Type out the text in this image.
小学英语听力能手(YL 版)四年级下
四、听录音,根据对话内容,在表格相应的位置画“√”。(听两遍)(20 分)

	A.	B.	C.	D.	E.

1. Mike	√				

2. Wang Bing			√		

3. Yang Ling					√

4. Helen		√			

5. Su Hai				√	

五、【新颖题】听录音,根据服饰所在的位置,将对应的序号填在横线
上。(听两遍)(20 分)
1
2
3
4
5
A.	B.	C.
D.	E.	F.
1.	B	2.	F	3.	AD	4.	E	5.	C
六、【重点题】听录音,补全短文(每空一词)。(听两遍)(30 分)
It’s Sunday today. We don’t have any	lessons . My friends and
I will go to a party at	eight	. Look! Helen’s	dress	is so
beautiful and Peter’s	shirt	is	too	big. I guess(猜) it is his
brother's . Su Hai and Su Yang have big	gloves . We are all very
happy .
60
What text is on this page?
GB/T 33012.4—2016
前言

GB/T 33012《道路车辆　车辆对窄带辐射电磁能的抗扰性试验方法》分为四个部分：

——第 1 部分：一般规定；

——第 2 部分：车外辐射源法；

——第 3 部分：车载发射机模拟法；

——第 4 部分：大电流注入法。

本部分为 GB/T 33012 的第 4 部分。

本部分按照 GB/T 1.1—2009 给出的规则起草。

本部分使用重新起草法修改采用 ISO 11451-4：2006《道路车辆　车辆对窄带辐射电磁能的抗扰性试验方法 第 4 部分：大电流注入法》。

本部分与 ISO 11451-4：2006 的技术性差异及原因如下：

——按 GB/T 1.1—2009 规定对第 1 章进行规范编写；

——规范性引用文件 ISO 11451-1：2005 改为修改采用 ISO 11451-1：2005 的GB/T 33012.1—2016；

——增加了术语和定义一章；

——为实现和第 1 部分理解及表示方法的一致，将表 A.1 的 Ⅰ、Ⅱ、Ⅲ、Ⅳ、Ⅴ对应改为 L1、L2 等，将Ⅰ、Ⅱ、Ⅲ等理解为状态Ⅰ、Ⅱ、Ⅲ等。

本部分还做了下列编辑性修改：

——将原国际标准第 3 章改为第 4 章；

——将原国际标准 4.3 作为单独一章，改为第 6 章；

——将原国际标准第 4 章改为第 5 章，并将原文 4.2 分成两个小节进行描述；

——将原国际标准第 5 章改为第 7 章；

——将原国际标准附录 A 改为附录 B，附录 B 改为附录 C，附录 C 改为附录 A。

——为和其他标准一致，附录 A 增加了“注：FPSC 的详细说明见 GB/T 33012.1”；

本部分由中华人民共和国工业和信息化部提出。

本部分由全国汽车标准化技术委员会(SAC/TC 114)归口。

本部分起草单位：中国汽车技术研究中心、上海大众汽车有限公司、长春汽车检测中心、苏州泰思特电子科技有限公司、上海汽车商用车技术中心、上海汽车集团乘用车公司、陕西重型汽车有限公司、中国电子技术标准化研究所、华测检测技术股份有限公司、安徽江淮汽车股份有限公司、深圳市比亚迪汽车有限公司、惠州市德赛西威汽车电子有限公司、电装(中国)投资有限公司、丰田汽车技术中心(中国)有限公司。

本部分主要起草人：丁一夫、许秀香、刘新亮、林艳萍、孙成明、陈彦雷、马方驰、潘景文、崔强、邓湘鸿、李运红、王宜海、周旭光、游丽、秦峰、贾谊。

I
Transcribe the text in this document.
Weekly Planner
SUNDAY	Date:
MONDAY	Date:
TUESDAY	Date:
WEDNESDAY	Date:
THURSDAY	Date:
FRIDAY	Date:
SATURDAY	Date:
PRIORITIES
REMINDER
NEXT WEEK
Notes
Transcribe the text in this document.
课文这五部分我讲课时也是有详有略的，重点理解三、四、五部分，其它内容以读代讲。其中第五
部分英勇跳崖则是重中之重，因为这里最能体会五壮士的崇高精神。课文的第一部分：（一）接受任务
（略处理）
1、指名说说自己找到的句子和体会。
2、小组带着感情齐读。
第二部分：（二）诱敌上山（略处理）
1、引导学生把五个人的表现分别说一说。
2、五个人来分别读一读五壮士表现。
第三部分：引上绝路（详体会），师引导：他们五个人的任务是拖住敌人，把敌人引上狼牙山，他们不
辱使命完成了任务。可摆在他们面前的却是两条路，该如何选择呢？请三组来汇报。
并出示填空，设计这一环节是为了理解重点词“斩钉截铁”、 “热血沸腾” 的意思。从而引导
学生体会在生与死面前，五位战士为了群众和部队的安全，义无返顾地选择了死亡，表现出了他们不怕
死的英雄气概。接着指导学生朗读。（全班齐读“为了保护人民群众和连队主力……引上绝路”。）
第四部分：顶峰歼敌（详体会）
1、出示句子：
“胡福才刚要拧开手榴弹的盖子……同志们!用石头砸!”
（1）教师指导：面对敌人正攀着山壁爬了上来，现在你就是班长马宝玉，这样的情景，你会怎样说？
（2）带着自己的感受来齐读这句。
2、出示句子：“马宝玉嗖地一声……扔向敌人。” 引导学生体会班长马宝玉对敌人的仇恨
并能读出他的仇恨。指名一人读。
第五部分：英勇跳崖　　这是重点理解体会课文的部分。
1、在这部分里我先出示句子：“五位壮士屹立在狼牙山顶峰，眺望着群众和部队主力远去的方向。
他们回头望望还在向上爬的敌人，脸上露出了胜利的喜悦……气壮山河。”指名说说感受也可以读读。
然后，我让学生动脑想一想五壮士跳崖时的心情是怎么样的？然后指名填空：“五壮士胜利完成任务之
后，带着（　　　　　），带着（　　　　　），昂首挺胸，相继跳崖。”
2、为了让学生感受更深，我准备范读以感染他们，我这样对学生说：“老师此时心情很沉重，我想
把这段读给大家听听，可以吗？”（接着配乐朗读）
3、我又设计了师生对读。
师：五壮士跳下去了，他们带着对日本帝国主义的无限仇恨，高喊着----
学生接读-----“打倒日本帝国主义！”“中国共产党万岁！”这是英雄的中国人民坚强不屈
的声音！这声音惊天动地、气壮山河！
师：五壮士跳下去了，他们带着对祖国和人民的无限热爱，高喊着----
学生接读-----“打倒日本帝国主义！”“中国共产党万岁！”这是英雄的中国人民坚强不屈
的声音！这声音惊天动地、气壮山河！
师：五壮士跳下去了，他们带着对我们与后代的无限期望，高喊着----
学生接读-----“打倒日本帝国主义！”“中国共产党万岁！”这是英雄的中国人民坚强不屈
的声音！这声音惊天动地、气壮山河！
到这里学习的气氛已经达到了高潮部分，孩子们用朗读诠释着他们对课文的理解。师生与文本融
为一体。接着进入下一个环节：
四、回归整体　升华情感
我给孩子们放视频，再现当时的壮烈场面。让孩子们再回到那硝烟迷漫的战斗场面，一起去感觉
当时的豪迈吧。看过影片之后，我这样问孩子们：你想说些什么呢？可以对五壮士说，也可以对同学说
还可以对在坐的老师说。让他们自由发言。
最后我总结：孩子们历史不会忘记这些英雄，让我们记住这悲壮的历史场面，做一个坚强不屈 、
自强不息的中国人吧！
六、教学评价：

#####

• **EXERCISE**
Extract all lines as given.

• **RESPONSE TO THIS TASK**
Type out the text in this image.
小学英语听力能手(YL 版)四年级下
四、听录音,根据对话内容,在表格相应的位置画“√”。(听两遍)(20 分)

	A.	B.	C.	D.	E.

1. Mike	√				

2. Wang Bing			√		

3. Yang Ling					√

4. Helen		√			

5. Su Hai				√	

五、【新颖题】听录音,根据服饰所在的位置,将对应的序号填在横线
上。(听两遍)(20 分)
1
2
3
4
5
A.	B.	C.
D.	E.	F.
1.	B	2.	F	3.	AD	4.	E	5.	C
六、【重点题】听录音,补全短文(每空一词)。(听两遍)(30 分)
It’s Sunday today. We don’t have any	lessons . My friends and
I will go to a party at	eight	. Look! Helen’s	dress	is so
beautiful and Peter’s	shirt	is	too	big. I guess(猜) it is his
brother's . Su Hai and Su Yang have big	gloves . We are all very
happy .
60
What text is on this page?
GB/T 33012.4—2016
前言

GB/T 33012《道路车辆　车辆对窄带辐射电磁能的抗扰性试验方法》分为四个部分：

——第 1 部分：一般规定；

——第 2 部分：车外辐射源法；

——第 3 部分：车载发射机模拟法；

——第 4 部分：大电流注入法。

本部分为 GB/T 33012 的第 4 部分。

本部分按照 GB/T 1.1—2009 给出的规则起草。

本部分使用重新起草法修改采用 ISO 11451-4：2006《道路车辆　车辆对窄带辐射电磁能的抗扰性试验方法 第 4 部分：大电流注入法》。

本部分与 ISO 11451-4：2006 的技术性差异及原因如下：

——按 GB/T 1.1—2009 规定对第 1 章进行规范编写；

——规范性引用文件 ISO 11451-1：2005 改为修改采用 ISO 11451-1：2005 的GB/T 33012.1—2016；

——增加了术语和定义一章；

——为实现和第 1 部分理解及表示方法的一致，将表 A.1 的 Ⅰ、Ⅱ、Ⅲ、Ⅳ、Ⅴ对应改为 L1、L2 等，将Ⅰ、Ⅱ、Ⅲ等理解为状态Ⅰ、Ⅱ、Ⅲ等。

本部分还做了下列编辑性修改：

——将原国际标准第 3 章改为第 4 章；

——将原国际标准 4.3 作为单独一章，改为第 6 章；

——将原国际标准第 4 章改为第 5 章，并将原文 4.2 分成两个小节进行描述；

——将原国际标准第 5 章改为第 7 章；

——将原国际标准附录 A 改为附录 B，附录 B 改为附录 C，附录 C 改为附录 A。

——为和其他标准一致，附录 A 增加了“注：FPSC 的详细说明见 GB/T 33012.1”；

本部分由中华人民共和国工业和信息化部提出。

本部分由全国汽车标准化技术委员会(SAC/TC 114)归口。

本部分起草单位：中国汽车技术研究中心、上海大众汽车有限公司、长春汽车检测中心、苏州泰思特电子科技有限公司、上海汽车商用车技术中心、上海汽车集团乘用车公司、陕西重型汽车有限公司、中国电子技术标准化研究所、华测检测技术股份有限公司、安徽江淮汽车股份有限公司、深圳市比亚迪汽车有限公司、惠州市德赛西威汽车电子有限公司、电装(中国)投资有限公司、丰田汽车技术中心(中国)有限公司。

本部分主要起草人：丁一夫、许秀香、刘新亮、林艳萍、孙成明、陈彦雷、马方驰、潘景文、崔强、邓湘鸿、李运红、王宜海、周旭光、游丽、秦峰、贾谊。

I
Transcribe the text in this document.
Weekly Planner
SUNDAY	Date:
MONDAY	Date:
TUESDAY	Date:
WEDNESDAY	Date:
THURSDAY	Date:
FRIDAY	Date:
SATURDAY	Date:
PRIORITIES
REMINDER
NEXT WEEK
Notes
Transcribe the text in this document.
课文这五部分我讲课时也是有详有略的，重点理解三、四、五部分，其它内容以读代讲。其中第五
部分英勇跳崖则是重中之重，因为这里最能体会五壮士的崇高精神。课文的第一部分：（一）接受任务
（略处理）
1、指名说说自己找到的句子和体会。
2、小组带着感情齐读。
第二部分：（二）诱敌上山（略处理）
1、引导学生把五个人的表现分别说一说。
2、五个人来分别读一读五壮士表现。
第三部分：引上绝路（详体会），师引导：他们五个人的任务是拖住敌人，把敌人引上狼牙山，他们不
辱使命完成了任务。可摆在他们面前的却是两条路，该如何选择呢？请三组来汇报。
并出示填空，设计这一环节是为了理解重点词“斩钉截铁”、 “热血沸腾” 的意思。从而引导
学生体会在生与死面前，五位战士为了群众和部队的安全，义无返顾地选择了死亡，表现出了他们不怕
死的英雄气概。接着指导学生朗读。（全班齐读“为了保护人民群众和连队主力……引上绝路”。）
第四部分：顶峰歼敌（详体会）
1、出示句子：
“胡福才刚要拧开手榴弹的盖子……同志们!用石头砸!”
（1）教师指导：面对敌人正攀着山壁爬了上来，现在你就是班长马宝玉，这样的情景，你会怎样说？
（2）带着自己的感受来齐读这句。
2、出示句子：“马宝玉嗖地一声……扔向敌人。” 引导学生体会班长马宝玉对敌人的仇恨
并能读出他的仇恨。指名一人读。
第五部分：英勇跳崖　　这是重点理解体会课文的部分。
1、在这部分里我先出示句子：“五位壮士屹立在狼牙山顶峰，眺望着群众和部队主力远去的方向。
他们回头望望还在向上爬的敌人，脸上露出了胜利的喜悦……气壮山河。”指名说说感受也可以读读。
然后，我让学生动脑想一想五壮士跳崖时的心情是怎么样的？然后指名填空：“五壮士胜利完成任务之
后，带着（　　　　　），带着（　　　　　），昂首挺胸，相继跳崖。”
2、为了让学生感受更深，我准备范读以感染他们，我这样对学生说：“老师此时心情很沉重，我想
把这段读给大家听听，可以吗？”（接着配乐朗读）
3、我又设计了师生对读。
师：五壮士跳下去了，他们带着对日本帝国主义的无限仇恨，高喊着----
学生接读-----“打倒日本帝国主义！”“中国共产党万岁！”这是英雄的中国人民坚强不屈
的声音！这声音惊天动地、气壮山河！
师：五壮士跳下去了，他们带着对祖国和人民的无限热爱，高喊着----
学生接读-----“打倒日本帝国主义！”“中国共产党万岁！”这是英雄的中国人民坚强不屈
的声音！这声音惊天动地、气壮山河！
师：五壮士跳下去了，他们带着对我们与后代的无限期望，高喊着----
学生接读-----“打倒日本帝国主义！”“中国共产党万岁！”这是英雄的中国人民坚强不屈
的声音！这声音惊天动地、气壮山河！
到这里学习的气氛已经达到了高潮部分，孩子们用朗读诠释着他们对课文的理解。师生与文本融
为一体。接着进入下一个环节：
四、回归整体　升华情感
我给孩子们放视频，再现当时的壮烈场面。让孩子们再回到那硝烟迷漫的战斗场面，一起去感觉
当时的豪迈吧。看过影片之后，我这样问孩子们：你想说些什么呢？可以对五壮士说，也可以对同学说
还可以对在坐的老师说。让他们自由发言。
最后我总结：孩子们历史不会忘记这些英雄，让我们记住这悲壮的历史场面，做一个坚强不屈 、
自强不息的中国人吧！
六、教学评价：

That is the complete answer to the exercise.